Exercise prompt - Leave out the pictures and transcribe the rest of the records exactly.

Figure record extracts
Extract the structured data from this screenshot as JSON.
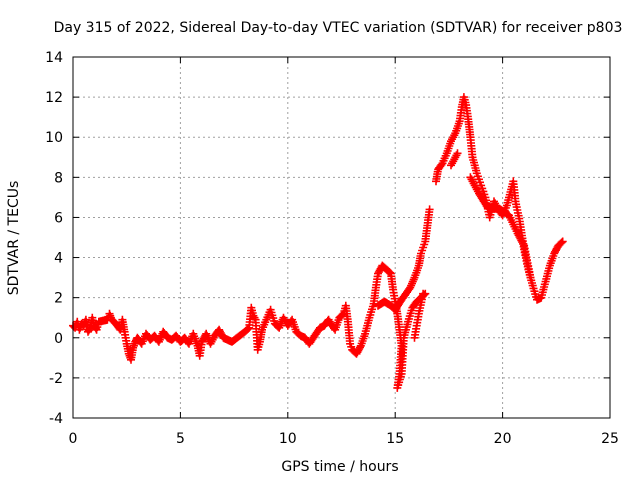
{
  "chart_data": {
    "type": "scatter",
    "title": "Day 315 of 2022, Sidereal Day-to-day VTEC variation (SDTVAR) for receiver p803",
    "xlabel": "GPS time / hours",
    "ylabel": "SDTVAR / TECUs",
    "xlim": [
      0,
      25
    ],
    "ylim": [
      -4,
      14
    ],
    "xticks": [
      "0",
      "5",
      "10",
      "15",
      "20",
      "25"
    ],
    "yticks": [
      "-4",
      "-2",
      "0",
      "2",
      "4",
      "6",
      "8",
      "10",
      "12",
      "14"
    ],
    "grid": true,
    "marker": "plus",
    "series": [
      {
        "name": "SDTVAR p803",
        "color": "#ff0000",
        "points": [
          [
            0.0,
            0.6
          ],
          [
            0.1,
            0.5
          ],
          [
            0.2,
            0.8
          ],
          [
            0.3,
            0.4
          ],
          [
            0.4,
            0.7
          ],
          [
            0.5,
            0.6
          ],
          [
            0.6,
            0.9
          ],
          [
            0.7,
            0.3
          ],
          [
            0.8,
            0.5
          ],
          [
            0.9,
            1.0
          ],
          [
            1.0,
            0.6
          ],
          [
            1.1,
            0.4
          ],
          [
            1.2,
            0.8
          ],
          [
            1.6,
            0.9
          ],
          [
            1.7,
            1.2
          ],
          [
            1.8,
            0.9
          ],
          [
            2.0,
            0.7
          ],
          [
            2.2,
            0.4
          ],
          [
            2.3,
            0.9
          ],
          [
            2.4,
            0.3
          ],
          [
            2.5,
            -0.3
          ],
          [
            2.6,
            -0.8
          ],
          [
            2.7,
            -1.1
          ],
          [
            2.8,
            -0.5
          ],
          [
            2.9,
            -0.2
          ],
          [
            3.0,
            0.0
          ],
          [
            3.2,
            -0.3
          ],
          [
            3.4,
            0.2
          ],
          [
            3.6,
            -0.1
          ],
          [
            3.8,
            0.1
          ],
          [
            4.0,
            -0.2
          ],
          [
            4.2,
            0.3
          ],
          [
            4.4,
            0.0
          ],
          [
            4.6,
            -0.1
          ],
          [
            4.8,
            0.1
          ],
          [
            5.0,
            -0.2
          ],
          [
            5.2,
            0.0
          ],
          [
            5.4,
            -0.3
          ],
          [
            5.6,
            0.2
          ],
          [
            5.8,
            -0.4
          ],
          [
            5.9,
            -0.9
          ],
          [
            6.0,
            -0.2
          ],
          [
            6.2,
            0.2
          ],
          [
            6.4,
            -0.3
          ],
          [
            6.6,
            0.1
          ],
          [
            6.8,
            0.4
          ],
          [
            7.0,
            0.0
          ],
          [
            7.2,
            -0.1
          ],
          [
            7.4,
            -0.2
          ],
          [
            8.0,
            0.3
          ],
          [
            8.2,
            0.5
          ],
          [
            8.3,
            1.5
          ],
          [
            8.4,
            1.1
          ],
          [
            8.5,
            0.9
          ],
          [
            8.6,
            -0.6
          ],
          [
            8.7,
            -0.2
          ],
          [
            8.8,
            0.4
          ],
          [
            9.0,
            0.9
          ],
          [
            9.2,
            1.4
          ],
          [
            9.4,
            0.7
          ],
          [
            9.6,
            0.5
          ],
          [
            9.8,
            1.0
          ],
          [
            10.0,
            0.6
          ],
          [
            10.2,
            0.9
          ],
          [
            10.4,
            0.3
          ],
          [
            10.6,
            0.1
          ],
          [
            10.8,
            0.0
          ],
          [
            11.0,
            -0.3
          ],
          [
            11.5,
            0.5
          ],
          [
            11.7,
            0.6
          ],
          [
            11.9,
            0.9
          ],
          [
            12.0,
            0.7
          ],
          [
            12.2,
            0.4
          ],
          [
            12.4,
            1.0
          ],
          [
            12.6,
            1.2
          ],
          [
            12.7,
            1.6
          ],
          [
            12.8,
            0.8
          ],
          [
            12.9,
            -0.3
          ],
          [
            13.0,
            -0.6
          ],
          [
            13.2,
            -0.8
          ],
          [
            13.4,
            -0.4
          ],
          [
            13.6,
            0.2
          ],
          [
            13.8,
            1.0
          ],
          [
            14.0,
            1.7
          ],
          [
            14.1,
            2.5
          ],
          [
            14.2,
            3.2
          ],
          [
            14.4,
            3.6
          ],
          [
            14.6,
            3.4
          ],
          [
            14.8,
            3.2
          ],
          [
            14.9,
            2.4
          ],
          [
            15.0,
            1.8
          ],
          [
            15.1,
            1.2
          ],
          [
            15.2,
            0.4
          ],
          [
            15.3,
            -0.4
          ],
          [
            15.2,
            -1.8
          ],
          [
            15.1,
            -2.5
          ],
          [
            15.3,
            -1.8
          ],
          [
            15.4,
            0.0
          ],
          [
            15.6,
            0.8
          ],
          [
            15.8,
            1.5
          ],
          [
            16.0,
            1.8
          ],
          [
            16.2,
            2.0
          ],
          [
            16.4,
            2.2
          ],
          [
            14.2,
            1.6
          ],
          [
            14.5,
            1.8
          ],
          [
            14.8,
            1.6
          ],
          [
            15.0,
            1.4
          ],
          [
            15.3,
            1.9
          ],
          [
            15.7,
            2.5
          ],
          [
            15.9,
            3.0
          ],
          [
            16.1,
            3.6
          ],
          [
            16.2,
            4.2
          ],
          [
            16.4,
            4.8
          ],
          [
            16.5,
            5.6
          ],
          [
            16.6,
            6.4
          ],
          [
            15.9,
            0.0
          ],
          [
            16.0,
            0.6
          ],
          [
            16.1,
            1.2
          ],
          [
            16.3,
            2.2
          ],
          [
            16.9,
            7.8
          ],
          [
            17.0,
            8.4
          ],
          [
            17.2,
            8.7
          ],
          [
            17.4,
            9.2
          ],
          [
            17.6,
            9.8
          ],
          [
            17.8,
            10.2
          ],
          [
            18.0,
            10.8
          ],
          [
            18.1,
            11.5
          ],
          [
            18.2,
            12.0
          ],
          [
            18.3,
            11.6
          ],
          [
            18.4,
            10.9
          ],
          [
            18.5,
            10.0
          ],
          [
            18.6,
            9.0
          ],
          [
            18.8,
            8.2
          ],
          [
            19.0,
            7.6
          ],
          [
            19.2,
            7.0
          ],
          [
            19.4,
            6.0
          ],
          [
            19.6,
            6.8
          ],
          [
            19.8,
            6.4
          ],
          [
            20.0,
            6.1
          ],
          [
            20.2,
            6.6
          ],
          [
            20.4,
            7.4
          ],
          [
            20.5,
            7.8
          ],
          [
            20.6,
            6.8
          ],
          [
            20.8,
            5.8
          ],
          [
            21.0,
            4.4
          ],
          [
            21.2,
            3.4
          ],
          [
            21.4,
            2.6
          ],
          [
            21.6,
            1.9
          ],
          [
            21.8,
            2.0
          ],
          [
            22.0,
            2.8
          ],
          [
            22.2,
            3.6
          ],
          [
            22.4,
            4.2
          ],
          [
            22.6,
            4.6
          ],
          [
            22.8,
            4.8
          ],
          [
            17.6,
            8.6
          ],
          [
            17.9,
            9.2
          ],
          [
            18.5,
            8.0
          ],
          [
            18.9,
            7.2
          ],
          [
            19.3,
            6.5
          ],
          [
            19.9,
            6.4
          ],
          [
            20.3,
            6.1
          ],
          [
            20.7,
            5.2
          ],
          [
            21.0,
            4.6
          ],
          [
            21.3,
            3.0
          ]
        ]
      }
    ]
  }
}
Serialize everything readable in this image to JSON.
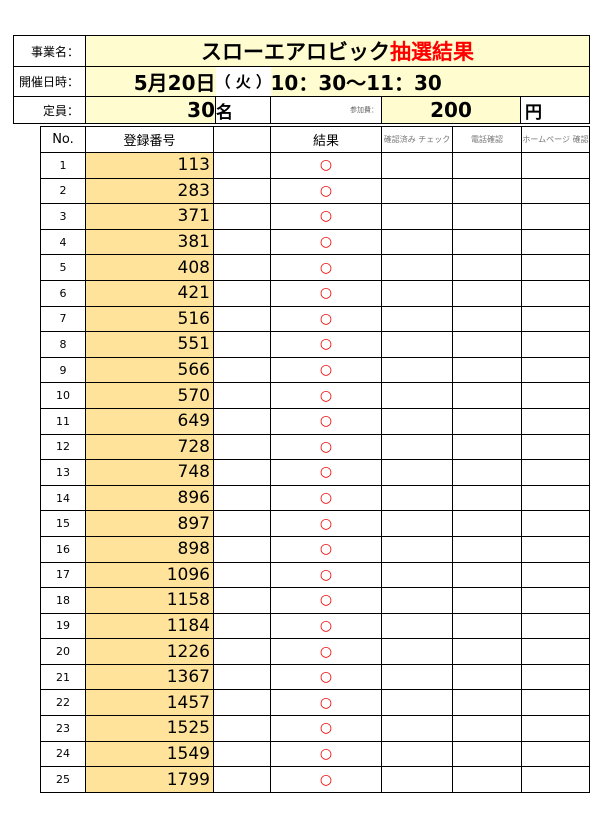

Solved problem -
Extract the structured data from this screenshot as JSON.
{
  "chart_data": {
    "type": "scatter",
    "title": "Day 315 of 2022, Sidereal Day-to-day VTEC variation (SDTVAR) for receiver p803",
    "xlabel": "GPS time / hours",
    "ylabel": "SDTVAR / TECUs",
    "xlim": [
      0,
      25
    ],
    "ylim": [
      -4,
      14
    ],
    "xticks": [
      "0",
      "5",
      "10",
      "15",
      "20",
      "25"
    ],
    "yticks": [
      "-4",
      "-2",
      "0",
      "2",
      "4",
      "6",
      "8",
      "10",
      "12",
      "14"
    ],
    "grid": true,
    "marker": "plus",
    "series": [
      {
        "name": "SDTVAR p803",
        "color": "#ff0000",
        "points": [
          [
            0.0,
            0.6
          ],
          [
            0.1,
            0.5
          ],
          [
            0.2,
            0.8
          ],
          [
            0.3,
            0.4
          ],
          [
            0.4,
            0.7
          ],
          [
            0.5,
            0.6
          ],
          [
            0.6,
            0.9
          ],
          [
            0.7,
            0.3
          ],
          [
            0.8,
            0.5
          ],
          [
            0.9,
            1.0
          ],
          [
            1.0,
            0.6
          ],
          [
            1.1,
            0.4
          ],
          [
            1.2,
            0.8
          ],
          [
            1.6,
            0.9
          ],
          [
            1.7,
            1.2
          ],
          [
            1.8,
            0.9
          ],
          [
            2.0,
            0.7
          ],
          [
            2.2,
            0.4
          ],
          [
            2.3,
            0.9
          ],
          [
            2.4,
            0.3
          ],
          [
            2.5,
            -0.3
          ],
          [
            2.6,
            -0.8
          ],
          [
            2.7,
            -1.1
          ],
          [
            2.8,
            -0.5
          ],
          [
            2.9,
            -0.2
          ],
          [
            3.0,
            0.0
          ],
          [
            3.2,
            -0.3
          ],
          [
            3.4,
            0.2
          ],
          [
            3.6,
            -0.1
          ],
          [
            3.8,
            0.1
          ],
          [
            4.0,
            -0.2
          ],
          [
            4.2,
            0.3
          ],
          [
            4.4,
            0.0
          ],
          [
            4.6,
            -0.1
          ],
          [
            4.8,
            0.1
          ],
          [
            5.0,
            -0.2
          ],
          [
            5.2,
            0.0
          ],
          [
            5.4,
            -0.3
          ],
          [
            5.6,
            0.2
          ],
          [
            5.8,
            -0.4
          ],
          [
            5.9,
            -0.9
          ],
          [
            6.0,
            -0.2
          ],
          [
            6.2,
            0.2
          ],
          [
            6.4,
            -0.3
          ],
          [
            6.6,
            0.1
          ],
          [
            6.8,
            0.4
          ],
          [
            7.0,
            0.0
          ],
          [
            7.2,
            -0.1
          ],
          [
            7.4,
            -0.2
          ],
          [
            8.0,
            0.3
          ],
          [
            8.2,
            0.5
          ],
          [
            8.3,
            1.5
          ],
          [
            8.4,
            1.1
          ],
          [
            8.5,
            0.9
          ],
          [
            8.6,
            -0.6
          ],
          [
            8.7,
            -0.2
          ],
          [
            8.8,
            0.4
          ],
          [
            9.0,
            0.9
          ],
          [
            9.2,
            1.4
          ],
          [
            9.4,
            0.7
          ],
          [
            9.6,
            0.5
          ],
          [
            9.8,
            1.0
          ],
          [
            10.0,
            0.6
          ],
          [
            10.2,
            0.9
          ],
          [
            10.4,
            0.3
          ],
          [
            10.6,
            0.1
          ],
          [
            10.8,
            0.0
          ],
          [
            11.0,
            -0.3
          ],
          [
            11.5,
            0.5
          ],
          [
            11.7,
            0.6
          ],
          [
            11.9,
            0.9
          ],
          [
            12.0,
            0.7
          ],
          [
            12.2,
            0.4
          ],
          [
            12.4,
            1.0
          ],
          [
            12.6,
            1.2
          ],
          [
            12.7,
            1.6
          ],
          [
            12.8,
            0.8
          ],
          [
            12.9,
            -0.3
          ],
          [
            13.0,
            -0.6
          ],
          [
            13.2,
            -0.8
          ],
          [
            13.4,
            -0.4
          ],
          [
            13.6,
            0.2
          ],
          [
            13.8,
            1.0
          ],
          [
            14.0,
            1.7
          ],
          [
            14.1,
            2.5
          ],
          [
            14.2,
            3.2
          ],
          [
            14.4,
            3.6
          ],
          [
            14.6,
            3.4
          ],
          [
            14.8,
            3.2
          ],
          [
            14.9,
            2.4
          ],
          [
            15.0,
            1.8
          ],
          [
            15.1,
            1.2
          ],
          [
            15.2,
            0.4
          ],
          [
            15.3,
            -0.4
          ],
          [
            15.2,
            -1.8
          ],
          [
            15.1,
            -2.5
          ],
          [
            15.3,
            -1.8
          ],
          [
            15.4,
            0.0
          ],
          [
            15.6,
            0.8
          ],
          [
            15.8,
            1.5
          ],
          [
            16.0,
            1.8
          ],
          [
            16.2,
            2.0
          ],
          [
            16.4,
            2.2
          ],
          [
            14.2,
            1.6
          ],
          [
            14.5,
            1.8
          ],
          [
            14.8,
            1.6
          ],
          [
            15.0,
            1.4
          ],
          [
            15.3,
            1.9
          ],
          [
            15.7,
            2.5
          ],
          [
            15.9,
            3.0
          ],
          [
            16.1,
            3.6
          ],
          [
            16.2,
            4.2
          ],
          [
            16.4,
            4.8
          ],
          [
            16.5,
            5.6
          ],
          [
            16.6,
            6.4
          ],
          [
            15.9,
            0.0
          ],
          [
            16.0,
            0.6
          ],
          [
            16.1,
            1.2
          ],
          [
            16.3,
            2.2
          ],
          [
            16.9,
            7.8
          ],
          [
            17.0,
            8.4
          ],
          [
            17.2,
            8.7
          ],
          [
            17.4,
            9.2
          ],
          [
            17.6,
            9.8
          ],
          [
            17.8,
            10.2
          ],
          [
            18.0,
            10.8
          ],
          [
            18.1,
            11.5
          ],
          [
            18.2,
            12.0
          ],
          [
            18.3,
            11.6
          ],
          [
            18.4,
            10.9
          ],
          [
            18.5,
            10.0
          ],
          [
            18.6,
            9.0
          ],
          [
            18.8,
            8.2
          ],
          [
            19.0,
            7.6
          ],
          [
            19.2,
            7.0
          ],
          [
            19.4,
            6.0
          ],
          [
            19.6,
            6.8
          ],
          [
            19.8,
            6.4
          ],
          [
            20.0,
            6.1
          ],
          [
            20.2,
            6.6
          ],
          [
            20.4,
            7.4
          ],
          [
            20.5,
            7.8
          ],
          [
            20.6,
            6.8
          ],
          [
            20.8,
            5.8
          ],
          [
            21.0,
            4.4
          ],
          [
            21.2,
            3.4
          ],
          [
            21.4,
            2.6
          ],
          [
            21.6,
            1.9
          ],
          [
            21.8,
            2.0
          ],
          [
            22.0,
            2.8
          ],
          [
            22.2,
            3.6
          ],
          [
            22.4,
            4.2
          ],
          [
            22.6,
            4.6
          ],
          [
            22.8,
            4.8
          ],
          [
            17.6,
            8.6
          ],
          [
            17.9,
            9.2
          ],
          [
            18.5,
            8.0
          ],
          [
            18.9,
            7.2
          ],
          [
            19.3,
            6.5
          ],
          [
            19.9,
            6.4
          ],
          [
            20.3,
            6.1
          ],
          [
            20.7,
            5.2
          ],
          [
            21.0,
            4.6
          ],
          [
            21.3,
            3.0
          ]
        ]
      }
    ]
  }
}
Serialize everything readable in this image to JSON.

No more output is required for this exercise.